## EXERCISE DIRECTIONS:
Wherever the string "кислота" shows up in the material below, copy that line.

========

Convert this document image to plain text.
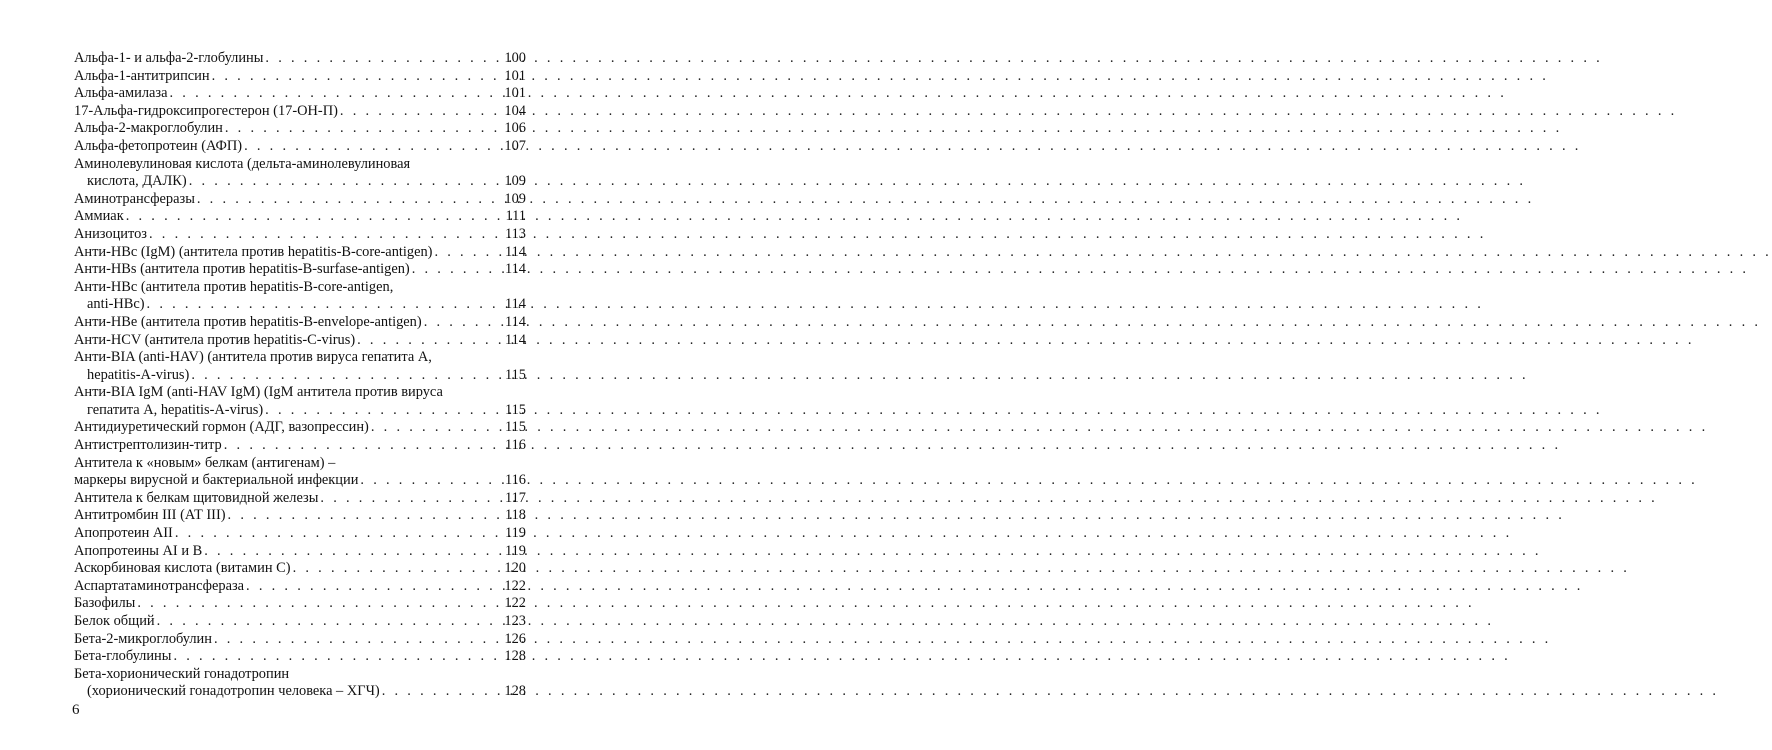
Альфа-1- и альфа-2-глобулины . . .	100
Альфа-1-антитрипсин . . .	101
Альфа-амилаза . . .	101
17-Альфа-гидроксипрогестерон (17-ОН-П) . . .	104
Альфа-2-макроглобулин . . .	106
Альфа-фетопротеин (АФП) . . .	107
Аминолевулиновая кислота (дельта-аминолевулиновая
кислота, ДАЛК) . . .	109
Аминотрансферазы . . .	109
Аммиак . . .	111
Анизоцитоз . . .	113
Анти-HBc (IgM) (антитела против hepatitis-B-core-antigen) . . .	114
Анти-HBs (антитела против hepatitis-B-surfase-antigen) . . .	114
Анти-HBc (антитела против hepatitis-B-core-antigen,
anti-HBc) . . .	114
Анти-HBe (антитела против hepatitis-B-envelope-antigen) . . .	114
Анти-HCV (антитела против hepatitis-C-virus) . . .	114
Анти-BIA (anti-HAV) (антитела против вируса гепатита А,
hepatitis-A-virus) . . .	115
Анти-BIA IgM (anti-HAV IgM) (IgM антитела против вируса
гепатита А, hepatitis-A-virus) . . .	115
Антидиуретический гормон (АДГ, вазопрессин) . . .	115
Антистрептолизин-титр . . .	116
Антитела к «новым» белкам (антигенам) –
маркеры вирусной и бактериальной инфекции . . .	116
Антитела к белкам щитовидной железы . . .	117
Антитромбин III (АТ III) . . .	118
Апопротеин AII . . .	119
Апопротеины AI и B . . .	119
Аскорбиновая кислота (витамин С) . . .	120
Аспартатаминотрансфераза . . .	122
Базофилы . . .	122
Белок общий . . .	123
Бета-2-микроглобулин . . .	126
Бета-глобулины . . .	128
Бета-хорионический гонадотропин
(хорионический гонадотропин человека – ХГЧ) . . .	128
6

========

## SOLUTION TO THIS TASK:
Аминолевулиновая кислота (дельта-аминолевулиновая
кислота, ДАЛК) . . .	109
Аскорбиновая кислота (витамин С) . . .	120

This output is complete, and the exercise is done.